RECORDS PROVIDED:
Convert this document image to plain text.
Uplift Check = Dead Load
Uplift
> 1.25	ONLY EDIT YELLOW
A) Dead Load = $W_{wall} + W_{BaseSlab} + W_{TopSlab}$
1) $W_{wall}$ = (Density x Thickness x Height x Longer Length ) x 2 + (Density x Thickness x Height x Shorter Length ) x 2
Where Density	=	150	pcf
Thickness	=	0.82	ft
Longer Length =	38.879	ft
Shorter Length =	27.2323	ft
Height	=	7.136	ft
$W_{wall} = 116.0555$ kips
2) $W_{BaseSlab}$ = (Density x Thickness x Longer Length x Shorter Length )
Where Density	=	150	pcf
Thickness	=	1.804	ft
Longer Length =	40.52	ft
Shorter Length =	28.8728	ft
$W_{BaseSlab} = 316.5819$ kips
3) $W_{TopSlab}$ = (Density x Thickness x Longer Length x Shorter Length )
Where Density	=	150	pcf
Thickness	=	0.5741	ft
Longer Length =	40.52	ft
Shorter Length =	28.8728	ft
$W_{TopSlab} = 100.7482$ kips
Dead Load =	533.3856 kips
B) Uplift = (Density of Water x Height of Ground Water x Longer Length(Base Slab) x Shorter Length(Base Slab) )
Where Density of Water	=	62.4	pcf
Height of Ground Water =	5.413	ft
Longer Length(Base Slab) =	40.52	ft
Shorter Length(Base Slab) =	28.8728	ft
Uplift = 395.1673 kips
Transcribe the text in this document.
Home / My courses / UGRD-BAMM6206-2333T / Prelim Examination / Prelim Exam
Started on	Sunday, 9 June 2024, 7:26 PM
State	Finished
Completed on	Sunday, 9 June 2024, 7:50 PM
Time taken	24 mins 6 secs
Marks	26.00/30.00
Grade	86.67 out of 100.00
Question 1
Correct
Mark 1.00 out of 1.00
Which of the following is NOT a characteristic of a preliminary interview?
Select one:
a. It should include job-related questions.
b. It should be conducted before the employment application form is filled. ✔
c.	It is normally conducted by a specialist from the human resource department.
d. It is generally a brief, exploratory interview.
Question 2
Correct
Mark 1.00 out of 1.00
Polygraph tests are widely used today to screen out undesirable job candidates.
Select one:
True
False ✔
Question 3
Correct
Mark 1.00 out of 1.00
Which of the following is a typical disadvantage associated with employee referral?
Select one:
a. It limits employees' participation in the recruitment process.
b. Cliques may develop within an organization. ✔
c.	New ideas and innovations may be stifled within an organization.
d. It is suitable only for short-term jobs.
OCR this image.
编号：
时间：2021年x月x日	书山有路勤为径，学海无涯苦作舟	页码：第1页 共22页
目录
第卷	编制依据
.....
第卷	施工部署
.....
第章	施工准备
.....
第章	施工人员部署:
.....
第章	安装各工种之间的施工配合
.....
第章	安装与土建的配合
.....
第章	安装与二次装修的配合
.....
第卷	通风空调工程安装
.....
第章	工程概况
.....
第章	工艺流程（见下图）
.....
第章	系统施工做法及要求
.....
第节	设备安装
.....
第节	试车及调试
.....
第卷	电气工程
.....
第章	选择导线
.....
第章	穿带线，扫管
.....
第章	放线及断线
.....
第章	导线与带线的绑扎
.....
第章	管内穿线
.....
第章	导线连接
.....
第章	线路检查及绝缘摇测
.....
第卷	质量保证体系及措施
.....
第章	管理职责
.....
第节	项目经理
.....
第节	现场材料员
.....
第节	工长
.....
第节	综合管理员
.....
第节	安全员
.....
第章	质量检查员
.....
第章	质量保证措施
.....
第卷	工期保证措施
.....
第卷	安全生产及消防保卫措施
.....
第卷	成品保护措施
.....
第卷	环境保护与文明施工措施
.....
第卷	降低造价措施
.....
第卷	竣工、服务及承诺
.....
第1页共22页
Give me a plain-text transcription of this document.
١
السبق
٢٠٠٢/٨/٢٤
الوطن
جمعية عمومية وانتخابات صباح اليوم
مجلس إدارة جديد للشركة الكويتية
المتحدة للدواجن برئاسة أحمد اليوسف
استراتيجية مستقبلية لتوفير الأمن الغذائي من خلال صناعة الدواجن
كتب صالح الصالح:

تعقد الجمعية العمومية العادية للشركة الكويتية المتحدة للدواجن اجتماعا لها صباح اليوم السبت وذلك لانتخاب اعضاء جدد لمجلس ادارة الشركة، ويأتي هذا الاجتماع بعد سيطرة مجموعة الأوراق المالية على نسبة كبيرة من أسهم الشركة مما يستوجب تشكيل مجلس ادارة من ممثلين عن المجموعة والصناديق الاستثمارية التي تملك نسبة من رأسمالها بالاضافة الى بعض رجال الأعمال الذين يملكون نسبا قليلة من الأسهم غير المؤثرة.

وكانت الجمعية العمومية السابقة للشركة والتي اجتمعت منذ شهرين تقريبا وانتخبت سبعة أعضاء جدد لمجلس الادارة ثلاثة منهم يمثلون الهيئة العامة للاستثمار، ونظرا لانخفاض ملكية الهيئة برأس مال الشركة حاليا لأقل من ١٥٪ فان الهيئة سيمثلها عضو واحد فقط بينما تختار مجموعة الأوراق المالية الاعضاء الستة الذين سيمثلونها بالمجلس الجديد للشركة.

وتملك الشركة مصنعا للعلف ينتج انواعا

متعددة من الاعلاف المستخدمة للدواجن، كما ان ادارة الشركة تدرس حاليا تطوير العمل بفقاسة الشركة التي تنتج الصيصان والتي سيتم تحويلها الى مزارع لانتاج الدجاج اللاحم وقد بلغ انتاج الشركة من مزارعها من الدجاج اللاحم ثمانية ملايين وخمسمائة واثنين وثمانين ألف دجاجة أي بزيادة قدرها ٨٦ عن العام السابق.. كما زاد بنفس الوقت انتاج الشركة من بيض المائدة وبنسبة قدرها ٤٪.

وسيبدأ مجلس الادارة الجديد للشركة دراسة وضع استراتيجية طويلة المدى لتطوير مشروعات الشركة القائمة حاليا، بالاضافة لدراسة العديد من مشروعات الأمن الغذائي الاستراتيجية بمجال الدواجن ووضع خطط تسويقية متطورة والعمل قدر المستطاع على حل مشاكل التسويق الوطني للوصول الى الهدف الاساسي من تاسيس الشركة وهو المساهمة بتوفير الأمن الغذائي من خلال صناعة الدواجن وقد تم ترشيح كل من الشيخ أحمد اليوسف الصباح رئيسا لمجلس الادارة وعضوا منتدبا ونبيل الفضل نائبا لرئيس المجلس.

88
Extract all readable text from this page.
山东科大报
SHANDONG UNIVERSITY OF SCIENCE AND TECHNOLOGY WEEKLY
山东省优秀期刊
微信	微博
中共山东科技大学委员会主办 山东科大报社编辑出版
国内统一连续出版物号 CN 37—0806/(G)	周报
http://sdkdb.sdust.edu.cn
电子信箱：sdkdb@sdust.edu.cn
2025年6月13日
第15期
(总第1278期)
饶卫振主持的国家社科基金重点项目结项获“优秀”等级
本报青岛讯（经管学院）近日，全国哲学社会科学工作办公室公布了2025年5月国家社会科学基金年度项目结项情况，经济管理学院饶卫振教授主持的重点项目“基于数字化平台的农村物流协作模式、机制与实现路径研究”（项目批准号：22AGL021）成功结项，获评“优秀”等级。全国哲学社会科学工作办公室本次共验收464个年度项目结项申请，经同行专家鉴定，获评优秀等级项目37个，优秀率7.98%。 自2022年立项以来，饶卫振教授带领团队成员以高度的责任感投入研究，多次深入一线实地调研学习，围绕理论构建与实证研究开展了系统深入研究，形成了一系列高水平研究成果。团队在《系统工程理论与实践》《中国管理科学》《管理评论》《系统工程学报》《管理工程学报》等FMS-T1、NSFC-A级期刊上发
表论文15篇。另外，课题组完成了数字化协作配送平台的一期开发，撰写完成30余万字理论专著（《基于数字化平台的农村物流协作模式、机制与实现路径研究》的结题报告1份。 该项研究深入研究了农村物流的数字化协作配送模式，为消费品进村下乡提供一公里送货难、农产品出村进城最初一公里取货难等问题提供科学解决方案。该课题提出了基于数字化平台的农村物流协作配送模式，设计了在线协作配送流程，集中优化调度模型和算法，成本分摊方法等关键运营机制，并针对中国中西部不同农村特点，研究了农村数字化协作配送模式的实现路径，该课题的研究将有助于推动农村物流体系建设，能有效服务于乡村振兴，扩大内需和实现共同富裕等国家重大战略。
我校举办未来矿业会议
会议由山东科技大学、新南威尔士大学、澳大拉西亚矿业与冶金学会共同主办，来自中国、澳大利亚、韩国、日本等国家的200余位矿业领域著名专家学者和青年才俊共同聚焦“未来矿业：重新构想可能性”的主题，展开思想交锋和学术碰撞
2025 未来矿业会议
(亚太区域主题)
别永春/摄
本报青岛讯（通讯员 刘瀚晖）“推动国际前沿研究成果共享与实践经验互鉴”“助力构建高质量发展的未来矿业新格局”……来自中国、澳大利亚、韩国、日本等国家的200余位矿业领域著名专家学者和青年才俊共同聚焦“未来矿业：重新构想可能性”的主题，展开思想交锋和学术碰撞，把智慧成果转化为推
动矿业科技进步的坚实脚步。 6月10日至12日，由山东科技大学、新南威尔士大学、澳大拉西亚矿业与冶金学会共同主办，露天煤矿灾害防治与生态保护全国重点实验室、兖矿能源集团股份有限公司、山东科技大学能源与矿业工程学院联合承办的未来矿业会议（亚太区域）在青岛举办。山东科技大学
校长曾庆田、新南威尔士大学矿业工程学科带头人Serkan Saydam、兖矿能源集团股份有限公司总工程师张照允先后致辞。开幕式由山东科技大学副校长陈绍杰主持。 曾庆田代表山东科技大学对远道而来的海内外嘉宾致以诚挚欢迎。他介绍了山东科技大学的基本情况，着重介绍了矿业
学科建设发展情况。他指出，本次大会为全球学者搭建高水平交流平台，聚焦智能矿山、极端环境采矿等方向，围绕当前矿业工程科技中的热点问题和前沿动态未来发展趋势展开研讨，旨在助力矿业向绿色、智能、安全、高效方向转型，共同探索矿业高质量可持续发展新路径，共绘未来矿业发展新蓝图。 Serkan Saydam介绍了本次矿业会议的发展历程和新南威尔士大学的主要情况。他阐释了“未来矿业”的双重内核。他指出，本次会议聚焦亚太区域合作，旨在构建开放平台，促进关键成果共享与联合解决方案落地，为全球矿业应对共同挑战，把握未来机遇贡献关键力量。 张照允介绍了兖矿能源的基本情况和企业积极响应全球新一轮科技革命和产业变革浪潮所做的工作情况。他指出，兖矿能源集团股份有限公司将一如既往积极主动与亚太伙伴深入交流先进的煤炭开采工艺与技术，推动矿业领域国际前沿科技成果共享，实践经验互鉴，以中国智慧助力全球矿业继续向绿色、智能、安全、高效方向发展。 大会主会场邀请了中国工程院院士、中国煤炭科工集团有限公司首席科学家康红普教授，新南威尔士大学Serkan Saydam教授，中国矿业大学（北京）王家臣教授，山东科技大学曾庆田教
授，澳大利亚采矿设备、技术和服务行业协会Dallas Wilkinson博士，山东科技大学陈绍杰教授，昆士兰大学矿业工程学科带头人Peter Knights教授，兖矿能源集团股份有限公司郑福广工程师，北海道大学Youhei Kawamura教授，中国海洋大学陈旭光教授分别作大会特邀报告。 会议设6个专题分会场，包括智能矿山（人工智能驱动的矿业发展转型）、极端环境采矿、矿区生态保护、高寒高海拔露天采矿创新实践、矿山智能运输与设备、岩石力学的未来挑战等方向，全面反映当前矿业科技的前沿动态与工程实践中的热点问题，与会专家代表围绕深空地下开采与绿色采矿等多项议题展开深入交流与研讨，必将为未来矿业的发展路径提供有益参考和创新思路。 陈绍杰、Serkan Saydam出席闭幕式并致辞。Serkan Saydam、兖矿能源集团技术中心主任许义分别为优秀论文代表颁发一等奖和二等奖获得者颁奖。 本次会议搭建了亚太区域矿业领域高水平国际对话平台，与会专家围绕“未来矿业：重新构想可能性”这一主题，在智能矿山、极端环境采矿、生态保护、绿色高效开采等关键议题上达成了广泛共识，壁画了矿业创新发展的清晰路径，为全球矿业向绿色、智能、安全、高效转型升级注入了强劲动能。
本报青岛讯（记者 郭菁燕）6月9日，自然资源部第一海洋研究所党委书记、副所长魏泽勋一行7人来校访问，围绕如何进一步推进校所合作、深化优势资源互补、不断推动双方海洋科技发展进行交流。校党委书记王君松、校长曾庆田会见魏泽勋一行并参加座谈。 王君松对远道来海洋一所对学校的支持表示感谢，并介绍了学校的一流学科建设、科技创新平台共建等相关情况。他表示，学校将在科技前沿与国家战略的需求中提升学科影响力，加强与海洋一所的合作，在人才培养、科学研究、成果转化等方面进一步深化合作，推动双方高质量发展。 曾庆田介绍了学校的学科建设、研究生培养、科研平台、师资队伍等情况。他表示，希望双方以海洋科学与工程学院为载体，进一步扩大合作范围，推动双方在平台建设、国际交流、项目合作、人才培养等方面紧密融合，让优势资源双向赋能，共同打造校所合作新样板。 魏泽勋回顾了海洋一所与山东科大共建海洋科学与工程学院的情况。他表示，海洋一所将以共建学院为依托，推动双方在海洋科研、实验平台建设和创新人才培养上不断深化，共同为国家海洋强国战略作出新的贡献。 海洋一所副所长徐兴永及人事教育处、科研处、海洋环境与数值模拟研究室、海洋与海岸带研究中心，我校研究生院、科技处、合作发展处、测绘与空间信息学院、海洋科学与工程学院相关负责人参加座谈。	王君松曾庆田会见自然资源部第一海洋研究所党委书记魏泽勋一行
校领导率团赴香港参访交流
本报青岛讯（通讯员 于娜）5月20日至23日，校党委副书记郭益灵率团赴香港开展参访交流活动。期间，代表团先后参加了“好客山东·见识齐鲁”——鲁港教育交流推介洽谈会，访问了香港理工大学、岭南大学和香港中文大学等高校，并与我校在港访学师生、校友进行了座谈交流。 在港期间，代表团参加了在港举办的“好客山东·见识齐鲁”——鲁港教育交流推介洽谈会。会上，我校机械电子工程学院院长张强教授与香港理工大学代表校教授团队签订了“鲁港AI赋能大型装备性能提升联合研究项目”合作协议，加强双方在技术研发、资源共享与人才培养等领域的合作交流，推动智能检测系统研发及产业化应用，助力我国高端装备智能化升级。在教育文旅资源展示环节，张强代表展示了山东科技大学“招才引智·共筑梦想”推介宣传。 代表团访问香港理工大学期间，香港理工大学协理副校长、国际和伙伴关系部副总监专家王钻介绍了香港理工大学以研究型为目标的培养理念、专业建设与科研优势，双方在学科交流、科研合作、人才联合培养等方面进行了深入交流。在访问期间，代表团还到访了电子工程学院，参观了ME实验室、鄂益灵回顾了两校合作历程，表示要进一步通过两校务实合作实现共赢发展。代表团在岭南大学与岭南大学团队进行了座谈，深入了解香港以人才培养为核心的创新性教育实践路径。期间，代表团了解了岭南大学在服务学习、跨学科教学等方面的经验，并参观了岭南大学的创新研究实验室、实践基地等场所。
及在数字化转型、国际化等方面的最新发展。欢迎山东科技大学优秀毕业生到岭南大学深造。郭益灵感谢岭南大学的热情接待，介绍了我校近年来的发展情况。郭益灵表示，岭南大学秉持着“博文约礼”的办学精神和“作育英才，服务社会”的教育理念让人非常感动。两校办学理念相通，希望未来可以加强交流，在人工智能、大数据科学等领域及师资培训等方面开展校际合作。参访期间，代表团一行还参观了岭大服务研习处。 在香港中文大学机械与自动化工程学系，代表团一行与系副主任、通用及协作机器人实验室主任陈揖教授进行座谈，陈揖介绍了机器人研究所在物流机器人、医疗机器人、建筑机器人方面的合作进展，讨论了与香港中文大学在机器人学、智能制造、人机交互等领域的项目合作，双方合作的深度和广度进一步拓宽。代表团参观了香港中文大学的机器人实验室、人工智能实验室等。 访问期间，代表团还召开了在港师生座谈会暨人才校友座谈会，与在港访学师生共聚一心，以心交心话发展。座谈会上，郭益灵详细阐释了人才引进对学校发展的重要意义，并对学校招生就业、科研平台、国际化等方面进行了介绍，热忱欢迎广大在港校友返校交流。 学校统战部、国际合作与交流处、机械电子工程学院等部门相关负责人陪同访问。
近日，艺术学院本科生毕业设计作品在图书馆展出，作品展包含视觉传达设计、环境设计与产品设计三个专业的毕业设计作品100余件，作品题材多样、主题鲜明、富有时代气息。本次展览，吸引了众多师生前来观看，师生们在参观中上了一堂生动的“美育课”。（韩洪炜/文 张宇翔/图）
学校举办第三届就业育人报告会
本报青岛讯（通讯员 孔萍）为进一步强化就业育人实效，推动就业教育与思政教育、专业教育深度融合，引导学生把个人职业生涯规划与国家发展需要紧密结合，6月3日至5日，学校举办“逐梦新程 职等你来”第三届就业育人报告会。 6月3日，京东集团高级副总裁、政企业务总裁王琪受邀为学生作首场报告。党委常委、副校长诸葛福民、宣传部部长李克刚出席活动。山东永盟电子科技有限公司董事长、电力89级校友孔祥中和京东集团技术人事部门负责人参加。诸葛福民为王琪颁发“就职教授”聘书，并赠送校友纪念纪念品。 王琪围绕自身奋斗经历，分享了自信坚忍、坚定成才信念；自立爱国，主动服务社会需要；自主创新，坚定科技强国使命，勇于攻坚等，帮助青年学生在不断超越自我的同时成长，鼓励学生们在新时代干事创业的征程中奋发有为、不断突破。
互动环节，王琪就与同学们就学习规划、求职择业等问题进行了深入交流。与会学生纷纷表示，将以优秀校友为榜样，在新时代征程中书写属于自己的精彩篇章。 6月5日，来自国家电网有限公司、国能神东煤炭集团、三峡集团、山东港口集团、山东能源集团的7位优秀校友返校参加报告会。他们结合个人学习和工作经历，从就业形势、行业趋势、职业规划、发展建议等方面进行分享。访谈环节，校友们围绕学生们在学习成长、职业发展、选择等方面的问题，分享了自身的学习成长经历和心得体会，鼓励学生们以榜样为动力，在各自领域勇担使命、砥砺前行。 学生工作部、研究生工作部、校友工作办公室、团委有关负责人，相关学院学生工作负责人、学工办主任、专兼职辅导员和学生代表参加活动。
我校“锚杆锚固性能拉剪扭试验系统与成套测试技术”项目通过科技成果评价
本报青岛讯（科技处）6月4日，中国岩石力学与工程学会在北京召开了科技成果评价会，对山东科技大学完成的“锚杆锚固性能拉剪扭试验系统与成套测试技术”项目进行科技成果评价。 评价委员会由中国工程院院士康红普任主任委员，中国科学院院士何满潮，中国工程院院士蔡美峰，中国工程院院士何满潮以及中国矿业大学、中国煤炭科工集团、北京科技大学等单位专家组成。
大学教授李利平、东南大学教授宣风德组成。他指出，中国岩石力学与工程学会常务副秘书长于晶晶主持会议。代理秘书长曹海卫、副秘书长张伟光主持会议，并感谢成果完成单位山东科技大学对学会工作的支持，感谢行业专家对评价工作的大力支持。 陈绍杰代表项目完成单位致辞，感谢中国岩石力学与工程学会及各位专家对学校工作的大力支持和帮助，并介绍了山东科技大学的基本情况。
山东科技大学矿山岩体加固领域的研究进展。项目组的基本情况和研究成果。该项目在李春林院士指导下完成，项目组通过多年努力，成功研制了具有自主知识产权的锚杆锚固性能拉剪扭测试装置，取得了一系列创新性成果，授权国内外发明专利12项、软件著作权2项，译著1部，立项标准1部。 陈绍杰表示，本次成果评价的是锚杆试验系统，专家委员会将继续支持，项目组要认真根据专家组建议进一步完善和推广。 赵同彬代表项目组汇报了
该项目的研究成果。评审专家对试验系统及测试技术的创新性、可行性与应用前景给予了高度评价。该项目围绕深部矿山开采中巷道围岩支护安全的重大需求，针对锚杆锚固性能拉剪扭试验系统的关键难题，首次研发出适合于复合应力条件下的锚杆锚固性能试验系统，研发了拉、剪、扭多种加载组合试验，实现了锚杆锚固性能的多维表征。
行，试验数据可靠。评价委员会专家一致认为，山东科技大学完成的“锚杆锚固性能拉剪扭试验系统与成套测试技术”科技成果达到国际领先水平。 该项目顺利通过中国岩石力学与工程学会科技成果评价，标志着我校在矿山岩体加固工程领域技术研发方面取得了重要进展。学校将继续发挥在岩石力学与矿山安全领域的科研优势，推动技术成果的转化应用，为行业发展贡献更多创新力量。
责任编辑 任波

WHAT NEEDS TO BE DONE: From the entries above, extract every line where the word "Sunday" appears.

TASK SOLUTION:
Started on	Sunday, 9 June 2024, 7:26 PM
Completed on	Sunday, 9 June 2024, 7:50 PM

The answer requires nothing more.